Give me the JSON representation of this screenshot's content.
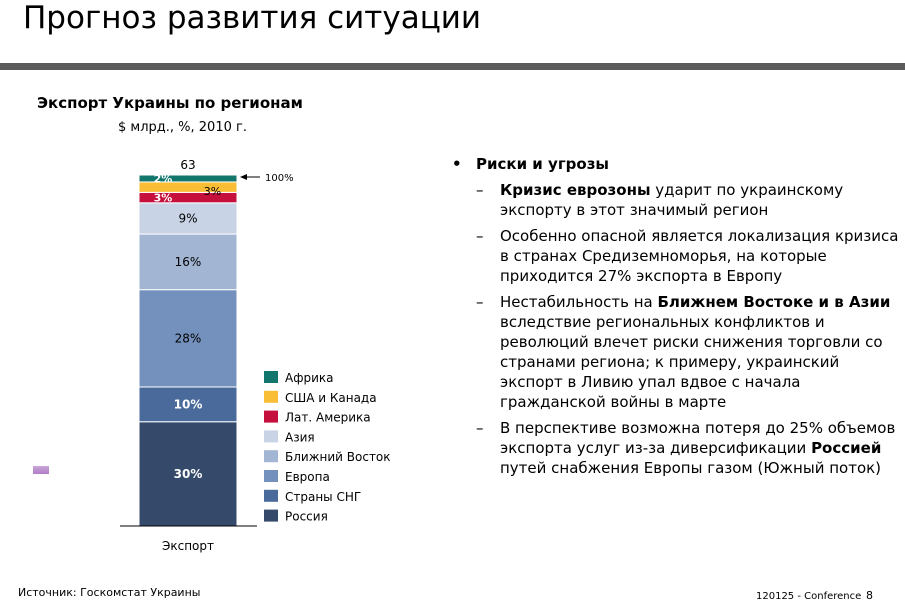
{
  "header": {
    "title": "Прогноз развития ситуации"
  },
  "chart_data": {
    "type": "bar",
    "title": "Экспорт Украины по регионам",
    "subtitle": "$ млрд., %, 2010 г.",
    "categories": [
      "Экспорт"
    ],
    "total_label": "63",
    "reference_label": "100%",
    "series": [
      {
        "name": "Россия",
        "values": [
          30
        ],
        "label": "30%",
        "color": "#354a6b"
      },
      {
        "name": "Страны СНГ",
        "values": [
          10
        ],
        "label": "10%",
        "color": "#4a6a9c"
      },
      {
        "name": "Европа",
        "values": [
          28
        ],
        "label": "28%",
        "color": "#7391bc"
      },
      {
        "name": "Ближний Восток",
        "values": [
          16
        ],
        "label": "16%",
        "color": "#a2b5d2"
      },
      {
        "name": "Азия",
        "values": [
          9
        ],
        "label": "9%",
        "color": "#c9d3e6"
      },
      {
        "name": "Лат. Америка",
        "values": [
          3
        ],
        "label": "3%",
        "color": "#c5103e"
      },
      {
        "name": "США и Канада",
        "values": [
          3
        ],
        "label": "3%",
        "color": "#f9bd36"
      },
      {
        "name": "Африка",
        "values": [
          2
        ],
        "label": "2%",
        "color": "#13766c"
      }
    ]
  },
  "risks": {
    "heading": "Риски и угрозы",
    "items": [
      {
        "b1": "Кризис еврозоны",
        "t1": " ударит по украинскому экспорту в этот значимый регион"
      },
      {
        "t0": "Особенно опасной является локализация кризиса в странах Средиземноморья, на которые приходится 27% экспорта в Европу"
      },
      {
        "t0": "Нестабильность на ",
        "b1": "Ближнем Востоке и в Азии",
        "t1": " вследствие региональных конфликтов и революций влечет риски снижения торговли со странами региона; к примеру, украинский экспорт в Ливию упал вдвое с начала гражданской войны в марте"
      },
      {
        "t0": "В перспективе возможна потеря до 25% объемов экспорта услуг из-за диверсификации ",
        "b1": "Россией",
        "t1": " путей снабжения Европы газом (Южный поток)"
      }
    ]
  },
  "footer": {
    "source": "Источник: Госкомстат Украины",
    "conference": "120125 - Conference",
    "page": "8"
  }
}
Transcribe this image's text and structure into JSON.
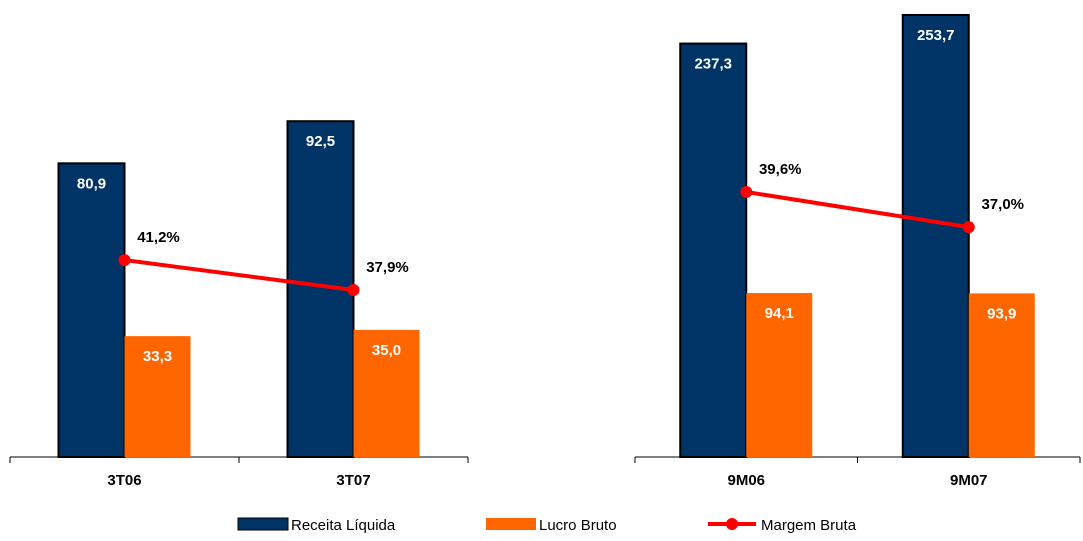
{
  "chart_data": [
    {
      "type": "bar_line",
      "categories": [
        "3T06",
        "3T07"
      ],
      "series": [
        {
          "name": "Receita Líquida",
          "color": "#003366",
          "values": [
            80.9,
            92.5
          ],
          "value_labels": [
            "80,9",
            "92,5"
          ]
        },
        {
          "name": "Lucro Bruto",
          "color": "#ff6600",
          "values": [
            33.3,
            35.0
          ],
          "value_labels": [
            "33,3",
            "35,0"
          ]
        },
        {
          "name": "Margem Bruta",
          "color": "#ff0000",
          "axis": "y2",
          "values": [
            41.2,
            37.9
          ],
          "value_labels": [
            "41,2%",
            "37,9%"
          ]
        }
      ],
      "ylim": [
        0,
        100
      ],
      "y2lim": [
        19.5,
        59.5
      ]
    },
    {
      "type": "bar_line",
      "categories": [
        "9M06",
        "9M07"
      ],
      "series": [
        {
          "name": "Receita Líquida",
          "color": "#003366",
          "values": [
            237.3,
            253.7
          ],
          "value_labels": [
            "237,3",
            "253,7"
          ]
        },
        {
          "name": "Lucro Bruto",
          "color": "#ff6600",
          "values": [
            94.1,
            93.9
          ],
          "value_labels": [
            "94,1",
            "93,9"
          ]
        },
        {
          "name": "Margem Bruta",
          "color": "#ff0000",
          "axis": "y2",
          "values": [
            39.6,
            37.0
          ],
          "value_labels": [
            "39,6%",
            "37,0%"
          ]
        }
      ],
      "ylim": [
        0,
        260
      ],
      "y2lim": [
        20,
        53.5
      ]
    }
  ]
}
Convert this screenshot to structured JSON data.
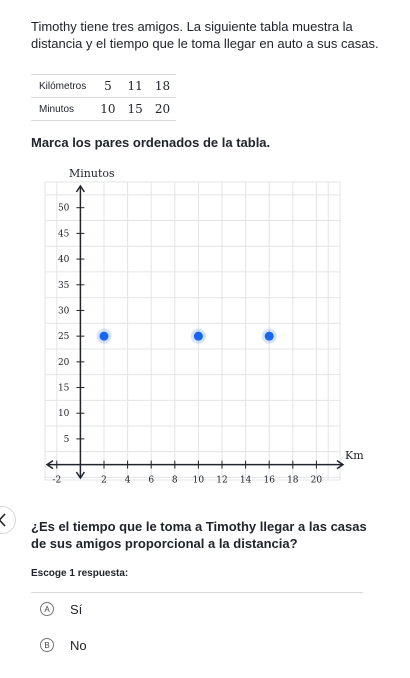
{
  "intro_text": "Timothy tiene tres amigos. La siguiente tabla muestra la distancia y el tiempo que le toma llegar en auto a sus casas.",
  "table": {
    "rows": [
      {
        "label": "Kilómetros",
        "values": [
          "5",
          "11",
          "18"
        ]
      },
      {
        "label": "Minutos",
        "values": [
          "10",
          "15",
          "20"
        ]
      }
    ]
  },
  "instruction": "Marca los pares ordenados de la tabla.",
  "chart_data": {
    "type": "scatter",
    "xlabel": "Km",
    "ylabel": "Minutos",
    "xlim": [
      -3,
      22
    ],
    "ylim": [
      -3,
      55
    ],
    "x_ticks": [
      -2,
      2,
      4,
      6,
      8,
      10,
      12,
      14,
      16,
      18,
      20
    ],
    "y_ticks": [
      5,
      10,
      15,
      20,
      25,
      30,
      35,
      40,
      45,
      50
    ],
    "points": [
      {
        "x": 2,
        "y": 25
      },
      {
        "x": 10,
        "y": 25
      },
      {
        "x": 16,
        "y": 25
      }
    ],
    "grid": true,
    "point_color": "#1865f2"
  },
  "question": "¿Es el tiempo que le toma a Timothy llegar a las casas de sus amigos proporcional a la distancia?",
  "choose_label": "Escoge 1 respuesta:",
  "choices": [
    {
      "letter": "A",
      "text": "Sí"
    },
    {
      "letter": "B",
      "text": "No"
    }
  ],
  "colors": {
    "text": "#21242c",
    "point": "#1865f2",
    "grid": "#e3e4e6",
    "axis": "#21242c"
  },
  "icons": {
    "back": "chevron-left-icon"
  }
}
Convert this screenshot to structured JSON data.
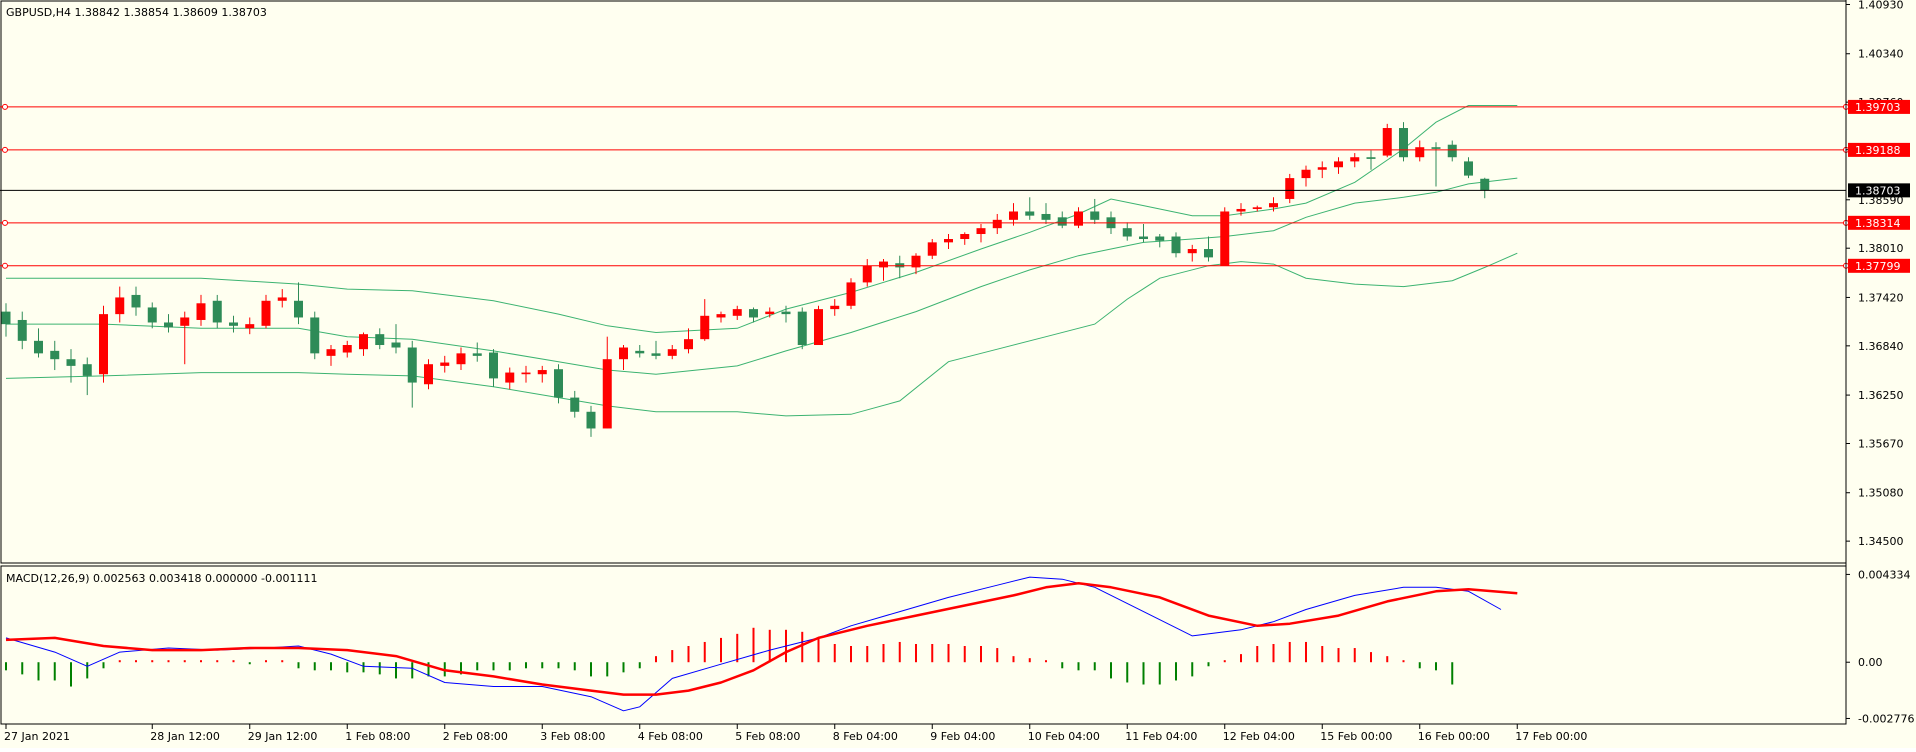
* * *
* What you have to do: Give an exact reproduction of every line, leaving out any picture.

* Answer in full:
Give me the JSON representation of this screenshot's content.
{
  "header": {
    "title": "Прогноз развития ситуации"
  },
  "chart_data": {
    "type": "bar",
    "title": "Экспорт Украины по регионам",
    "subtitle": "$ млрд., %, 2010 г.",
    "categories": [
      "Экспорт"
    ],
    "total_label": "63",
    "reference_label": "100%",
    "series": [
      {
        "name": "Россия",
        "values": [
          30
        ],
        "label": "30%",
        "color": "#354a6b"
      },
      {
        "name": "Страны СНГ",
        "values": [
          10
        ],
        "label": "10%",
        "color": "#4a6a9c"
      },
      {
        "name": "Европа",
        "values": [
          28
        ],
        "label": "28%",
        "color": "#7391bc"
      },
      {
        "name": "Ближний Восток",
        "values": [
          16
        ],
        "label": "16%",
        "color": "#a2b5d2"
      },
      {
        "name": "Азия",
        "values": [
          9
        ],
        "label": "9%",
        "color": "#c9d3e6"
      },
      {
        "name": "Лат. Америка",
        "values": [
          3
        ],
        "label": "3%",
        "color": "#c5103e"
      },
      {
        "name": "США и Канада",
        "values": [
          3
        ],
        "label": "3%",
        "color": "#f9bd36"
      },
      {
        "name": "Африка",
        "values": [
          2
        ],
        "label": "2%",
        "color": "#13766c"
      }
    ]
  },
  "risks": {
    "heading": "Риски и угрозы",
    "items": [
      {
        "b1": "Кризис еврозоны",
        "t1": " ударит по украинскому экспорту в этот значимый регион"
      },
      {
        "t0": "Особенно опасной является локализация кризиса в странах Средиземноморья, на которые приходится 27% экспорта в Европу"
      },
      {
        "t0": "Нестабильность на ",
        "b1": "Ближнем Востоке и в Азии",
        "t1": " вследствие региональных конфликтов и революций влечет риски снижения торговли со странами региона; к примеру, украинский экспорт в Ливию упал вдвое с начала гражданской войны в марте"
      },
      {
        "t0": "В перспективе возможна потеря до 25% объемов экспорта услуг из-за диверсификации ",
        "b1": "Россией",
        "t1": " путей снабжения Европы газом (Южный поток)"
      }
    ]
  },
  "footer": {
    "source": "Источник: Госкомстат Украины",
    "conference": "120125 - Conference",
    "page": "8"
  }
}
Transcribe this image's text and structure into JSON.
{
  "chart_data": [
    {
      "type": "bar_line",
      "categories": [
        "3T06",
        "3T07"
      ],
      "series": [
        {
          "name": "Receita Líquida",
          "color": "#003366",
          "values": [
            80.9,
            92.5
          ],
          "value_labels": [
            "80,9",
            "92,5"
          ]
        },
        {
          "name": "Lucro Bruto",
          "color": "#ff6600",
          "values": [
            33.3,
            35.0
          ],
          "value_labels": [
            "33,3",
            "35,0"
          ]
        },
        {
          "name": "Margem Bruta",
          "color": "#ff0000",
          "axis": "y2",
          "values": [
            41.2,
            37.9
          ],
          "value_labels": [
            "41,2%",
            "37,9%"
          ]
        }
      ],
      "ylim": [
        0,
        100
      ],
      "y2lim": [
        19.5,
        59.5
      ]
    },
    {
      "type": "bar_line",
      "categories": [
        "9M06",
        "9M07"
      ],
      "series": [
        {
          "name": "Receita Líquida",
          "color": "#003366",
          "values": [
            237.3,
            253.7
          ],
          "value_labels": [
            "237,3",
            "253,7"
          ]
        },
        {
          "name": "Lucro Bruto",
          "color": "#ff6600",
          "values": [
            94.1,
            93.9
          ],
          "value_labels": [
            "94,1",
            "93,9"
          ]
        },
        {
          "name": "Margem Bruta",
          "color": "#ff0000",
          "axis": "y2",
          "values": [
            39.6,
            37.0
          ],
          "value_labels": [
            "39,6%",
            "37,0%"
          ]
        }
      ],
      "ylim": [
        0,
        260
      ],
      "y2lim": [
        20,
        53.5
      ]
    }
  ]
}
Convert this screenshot to structured JSON data.
{
  "intro_text": "Timothy tiene tres amigos. La siguiente tabla muestra la distancia y el tiempo que le toma llegar en auto a sus casas.",
  "table": {
    "rows": [
      {
        "label": "Kilómetros",
        "values": [
          "5",
          "11",
          "18"
        ]
      },
      {
        "label": "Minutos",
        "values": [
          "10",
          "15",
          "20"
        ]
      }
    ]
  },
  "instruction": "Marca los pares ordenados de la tabla.",
  "chart_data": {
    "type": "scatter",
    "xlabel": "Km",
    "ylabel": "Minutos",
    "xlim": [
      -3,
      22
    ],
    "ylim": [
      -3,
      55
    ],
    "x_ticks": [
      -2,
      2,
      4,
      6,
      8,
      10,
      12,
      14,
      16,
      18,
      20
    ],
    "y_ticks": [
      5,
      10,
      15,
      20,
      25,
      30,
      35,
      40,
      45,
      50
    ],
    "points": [
      {
        "x": 2,
        "y": 25
      },
      {
        "x": 10,
        "y": 25
      },
      {
        "x": 16,
        "y": 25
      }
    ],
    "grid": true,
    "point_color": "#1865f2"
  },
  "question": "¿Es el tiempo que le toma a Timothy llegar a las casas de sus amigos proporcional a la distancia?",
  "choose_label": "Escoge 1 respuesta:",
  "choices": [
    {
      "letter": "A",
      "text": "Sí"
    },
    {
      "letter": "B",
      "text": "No"
    }
  ],
  "colors": {
    "text": "#21242c",
    "point": "#1865f2",
    "grid": "#e3e4e6",
    "axis": "#21242c"
  },
  "icons": {
    "back": "chevron-left-icon"
  }
}
Convert this screenshot to structured JSON data.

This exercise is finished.